Where a line holds the word "name", copy that line.

Figure record extracts:

_ _ _ _ _ _ _

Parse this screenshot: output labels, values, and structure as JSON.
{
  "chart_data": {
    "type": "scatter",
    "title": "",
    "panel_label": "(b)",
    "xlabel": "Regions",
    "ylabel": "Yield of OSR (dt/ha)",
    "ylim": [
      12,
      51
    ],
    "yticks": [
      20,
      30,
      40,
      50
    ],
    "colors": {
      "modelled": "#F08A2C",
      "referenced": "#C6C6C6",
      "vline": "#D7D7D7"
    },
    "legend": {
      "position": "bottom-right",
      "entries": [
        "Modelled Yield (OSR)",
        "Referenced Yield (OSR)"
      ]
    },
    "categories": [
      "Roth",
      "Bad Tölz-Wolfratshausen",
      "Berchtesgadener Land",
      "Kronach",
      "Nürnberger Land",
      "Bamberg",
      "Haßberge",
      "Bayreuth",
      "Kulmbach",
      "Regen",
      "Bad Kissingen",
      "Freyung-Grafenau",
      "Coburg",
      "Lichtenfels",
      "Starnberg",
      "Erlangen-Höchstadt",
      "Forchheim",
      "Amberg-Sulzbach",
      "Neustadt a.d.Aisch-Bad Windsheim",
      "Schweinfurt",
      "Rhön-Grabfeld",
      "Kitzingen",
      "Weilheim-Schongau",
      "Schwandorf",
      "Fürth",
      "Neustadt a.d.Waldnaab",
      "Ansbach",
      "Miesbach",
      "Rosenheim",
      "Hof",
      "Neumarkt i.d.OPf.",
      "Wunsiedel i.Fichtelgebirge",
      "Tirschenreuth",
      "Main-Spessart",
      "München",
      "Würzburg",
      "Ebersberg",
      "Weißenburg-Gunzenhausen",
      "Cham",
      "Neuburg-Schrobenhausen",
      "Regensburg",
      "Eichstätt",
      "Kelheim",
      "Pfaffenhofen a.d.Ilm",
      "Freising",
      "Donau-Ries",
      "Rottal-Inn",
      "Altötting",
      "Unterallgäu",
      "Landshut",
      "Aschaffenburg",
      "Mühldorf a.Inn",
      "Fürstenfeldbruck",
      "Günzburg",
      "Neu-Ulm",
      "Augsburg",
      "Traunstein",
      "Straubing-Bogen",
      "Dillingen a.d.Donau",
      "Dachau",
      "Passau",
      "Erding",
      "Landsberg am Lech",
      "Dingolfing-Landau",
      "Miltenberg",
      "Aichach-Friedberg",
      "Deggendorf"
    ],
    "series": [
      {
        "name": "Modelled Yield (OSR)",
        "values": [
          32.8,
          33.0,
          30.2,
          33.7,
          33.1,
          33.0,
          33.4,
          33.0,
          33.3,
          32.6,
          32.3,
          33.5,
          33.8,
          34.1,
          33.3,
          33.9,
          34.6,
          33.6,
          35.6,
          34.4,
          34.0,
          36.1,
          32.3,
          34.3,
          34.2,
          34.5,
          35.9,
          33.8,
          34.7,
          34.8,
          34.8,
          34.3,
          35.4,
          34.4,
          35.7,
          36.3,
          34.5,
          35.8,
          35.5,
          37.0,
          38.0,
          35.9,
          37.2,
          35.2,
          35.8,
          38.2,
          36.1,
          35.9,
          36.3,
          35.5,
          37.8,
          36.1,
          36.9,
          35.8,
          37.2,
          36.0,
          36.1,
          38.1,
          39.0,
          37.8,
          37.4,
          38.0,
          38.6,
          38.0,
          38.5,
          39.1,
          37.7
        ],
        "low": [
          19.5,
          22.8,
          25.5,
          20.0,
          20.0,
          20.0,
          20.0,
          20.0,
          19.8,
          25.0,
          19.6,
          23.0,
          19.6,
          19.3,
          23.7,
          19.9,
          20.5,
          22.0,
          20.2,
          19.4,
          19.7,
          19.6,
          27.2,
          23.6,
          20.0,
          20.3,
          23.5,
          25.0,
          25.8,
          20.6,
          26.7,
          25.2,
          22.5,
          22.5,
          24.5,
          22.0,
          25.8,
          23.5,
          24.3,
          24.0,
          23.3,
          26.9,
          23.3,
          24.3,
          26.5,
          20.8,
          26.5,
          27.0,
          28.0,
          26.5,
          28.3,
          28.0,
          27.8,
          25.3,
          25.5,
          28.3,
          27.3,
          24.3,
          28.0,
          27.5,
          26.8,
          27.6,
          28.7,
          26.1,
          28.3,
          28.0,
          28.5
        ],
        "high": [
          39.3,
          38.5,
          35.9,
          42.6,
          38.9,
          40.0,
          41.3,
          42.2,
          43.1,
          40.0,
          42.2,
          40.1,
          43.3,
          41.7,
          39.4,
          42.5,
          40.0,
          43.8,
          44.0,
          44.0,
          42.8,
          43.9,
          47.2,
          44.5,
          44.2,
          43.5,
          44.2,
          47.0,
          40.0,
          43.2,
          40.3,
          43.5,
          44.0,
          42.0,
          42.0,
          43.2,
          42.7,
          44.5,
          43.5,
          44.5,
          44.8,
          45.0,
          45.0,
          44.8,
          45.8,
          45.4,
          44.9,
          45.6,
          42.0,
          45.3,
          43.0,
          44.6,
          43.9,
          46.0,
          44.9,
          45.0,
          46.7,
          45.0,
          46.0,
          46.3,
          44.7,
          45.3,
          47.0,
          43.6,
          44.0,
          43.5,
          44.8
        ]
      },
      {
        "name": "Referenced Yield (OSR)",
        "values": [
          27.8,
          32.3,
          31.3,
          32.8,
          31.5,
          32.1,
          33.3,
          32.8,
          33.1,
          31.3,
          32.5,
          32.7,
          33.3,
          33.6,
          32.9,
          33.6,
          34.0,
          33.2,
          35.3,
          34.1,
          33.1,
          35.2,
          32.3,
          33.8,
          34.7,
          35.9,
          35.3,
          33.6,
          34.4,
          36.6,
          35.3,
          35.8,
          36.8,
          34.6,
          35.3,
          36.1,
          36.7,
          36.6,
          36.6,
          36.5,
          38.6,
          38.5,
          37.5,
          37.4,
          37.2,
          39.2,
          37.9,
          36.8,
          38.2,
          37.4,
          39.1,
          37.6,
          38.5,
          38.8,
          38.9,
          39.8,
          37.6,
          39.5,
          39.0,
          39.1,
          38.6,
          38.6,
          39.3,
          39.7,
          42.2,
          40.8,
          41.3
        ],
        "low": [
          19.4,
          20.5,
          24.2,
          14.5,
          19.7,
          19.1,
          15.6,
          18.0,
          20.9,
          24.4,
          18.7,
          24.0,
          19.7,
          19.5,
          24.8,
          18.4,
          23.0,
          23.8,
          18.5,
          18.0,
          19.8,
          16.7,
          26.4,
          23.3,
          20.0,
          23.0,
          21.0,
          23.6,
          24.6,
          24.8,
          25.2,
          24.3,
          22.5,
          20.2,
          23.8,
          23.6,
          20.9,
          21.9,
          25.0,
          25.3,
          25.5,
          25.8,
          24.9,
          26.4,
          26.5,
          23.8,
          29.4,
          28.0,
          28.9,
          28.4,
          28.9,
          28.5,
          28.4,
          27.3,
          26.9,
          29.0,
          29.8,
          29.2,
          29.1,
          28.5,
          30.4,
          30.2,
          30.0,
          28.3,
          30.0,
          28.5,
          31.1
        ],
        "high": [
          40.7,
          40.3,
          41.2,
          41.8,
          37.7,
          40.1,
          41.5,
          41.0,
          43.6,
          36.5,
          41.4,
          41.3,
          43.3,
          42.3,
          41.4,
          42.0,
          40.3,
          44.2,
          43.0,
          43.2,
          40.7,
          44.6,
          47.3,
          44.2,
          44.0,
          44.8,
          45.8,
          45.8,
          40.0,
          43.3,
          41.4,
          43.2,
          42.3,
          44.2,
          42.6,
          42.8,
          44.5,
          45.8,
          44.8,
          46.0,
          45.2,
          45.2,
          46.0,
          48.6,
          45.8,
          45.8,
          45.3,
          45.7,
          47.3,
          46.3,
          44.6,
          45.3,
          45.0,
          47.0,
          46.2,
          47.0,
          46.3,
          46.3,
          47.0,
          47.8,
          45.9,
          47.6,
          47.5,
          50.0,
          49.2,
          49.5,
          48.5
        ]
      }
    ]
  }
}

_ _ _ _ _ _ _

_Worked solution_:
        "name": "Modelled Yield (OSR)",
        "name": "Referenced Yield (OSR)",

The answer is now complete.